## begin Provided information

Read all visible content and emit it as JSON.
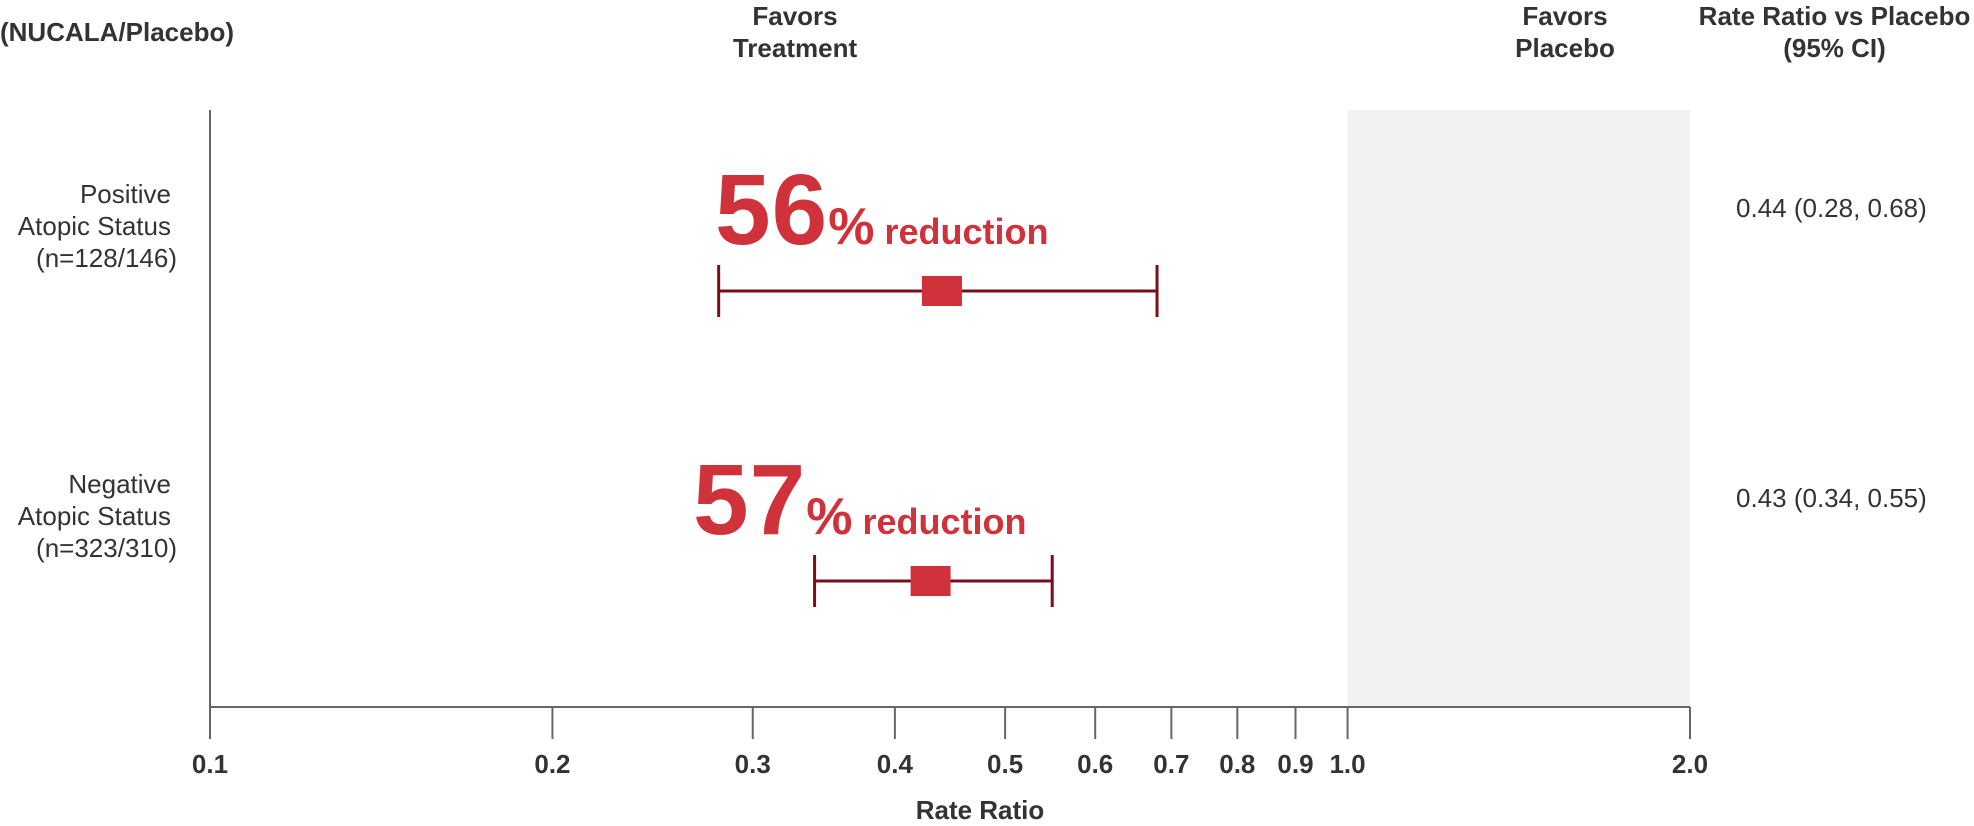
{
  "headers": {
    "group_col": "(NUCALA/Placebo)",
    "favors_treatment": [
      "Favors",
      "Treatment"
    ],
    "favors_placebo": [
      "Favors",
      "Placebo"
    ],
    "ratio_col": [
      "Rate Ratio vs Placebo",
      "(95% CI)"
    ]
  },
  "rows": [
    {
      "label_lines": [
        "Positive",
        "Atopic Status",
        "(n=128/146)"
      ],
      "reduction_number": "56",
      "reduction_pct": "%",
      "reduction_word": "reduction",
      "ci_text": "0.44 (0.28, 0.68)"
    },
    {
      "label_lines": [
        "Negative",
        "Atopic Status",
        "(n=323/310)"
      ],
      "reduction_number": "57",
      "reduction_pct": "%",
      "reduction_word": "reduction",
      "ci_text": "0.43 (0.34, 0.55)"
    }
  ],
  "chart_data": {
    "type": "scatter",
    "subtype": "forest-plot",
    "xlabel": "Rate Ratio",
    "x_scale": "log",
    "xlim": [
      0.1,
      2.0
    ],
    "shaded_region": [
      1.0,
      2.0
    ],
    "x_ticks": [
      0.1,
      0.2,
      0.3,
      0.4,
      0.5,
      0.6,
      0.7,
      0.8,
      0.9,
      1.0,
      2.0
    ],
    "x_tick_labels": [
      "0.1",
      "0.2",
      "0.3",
      "0.4",
      "0.5",
      "0.6",
      "0.7",
      "0.8",
      "0.9",
      "1.0",
      "2.0"
    ],
    "series": [
      {
        "point": 0.44,
        "ci_low": 0.28,
        "ci_high": 0.68
      },
      {
        "point": 0.43,
        "ci_low": 0.34,
        "ci_high": 0.55
      }
    ],
    "colors": {
      "marker": "#d0323b",
      "ci_line": "#7a0f1a",
      "shade": "#f2f2f2",
      "axis": "#666666",
      "accent_text": "#d0323b"
    }
  }
}
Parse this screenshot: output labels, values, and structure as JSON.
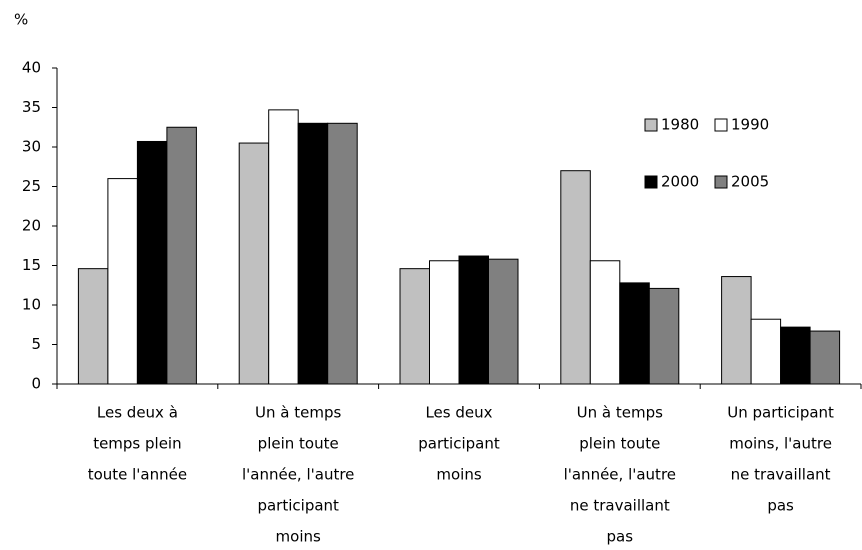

## end Provided information

* Job
Make an exact copy of the records above, with the pictures left out.

* Result of the exercise
Read all visible content and emit it as JSON.
{
  "headers": {
    "group_col": "(NUCALA/Placebo)",
    "favors_treatment": [
      "Favors",
      "Treatment"
    ],
    "favors_placebo": [
      "Favors",
      "Placebo"
    ],
    "ratio_col": [
      "Rate Ratio vs Placebo",
      "(95% CI)"
    ]
  },
  "rows": [
    {
      "label_lines": [
        "Positive",
        "Atopic Status",
        "(n=128/146)"
      ],
      "reduction_number": "56",
      "reduction_pct": "%",
      "reduction_word": "reduction",
      "ci_text": "0.44 (0.28, 0.68)"
    },
    {
      "label_lines": [
        "Negative",
        "Atopic Status",
        "(n=323/310)"
      ],
      "reduction_number": "57",
      "reduction_pct": "%",
      "reduction_word": "reduction",
      "ci_text": "0.43 (0.34, 0.55)"
    }
  ],
  "chart_data": {
    "type": "scatter",
    "subtype": "forest-plot",
    "xlabel": "Rate Ratio",
    "x_scale": "log",
    "xlim": [
      0.1,
      2.0
    ],
    "shaded_region": [
      1.0,
      2.0
    ],
    "x_ticks": [
      0.1,
      0.2,
      0.3,
      0.4,
      0.5,
      0.6,
      0.7,
      0.8,
      0.9,
      1.0,
      2.0
    ],
    "x_tick_labels": [
      "0.1",
      "0.2",
      "0.3",
      "0.4",
      "0.5",
      "0.6",
      "0.7",
      "0.8",
      "0.9",
      "1.0",
      "2.0"
    ],
    "series": [
      {
        "point": 0.44,
        "ci_low": 0.28,
        "ci_high": 0.68
      },
      {
        "point": 0.43,
        "ci_low": 0.34,
        "ci_high": 0.55
      }
    ],
    "colors": {
      "marker": "#d0323b",
      "ci_line": "#7a0f1a",
      "shade": "#f2f2f2",
      "axis": "#666666",
      "accent_text": "#d0323b"
    }
  }
}
Parse this screenshot: output labels, values, and structure as JSON.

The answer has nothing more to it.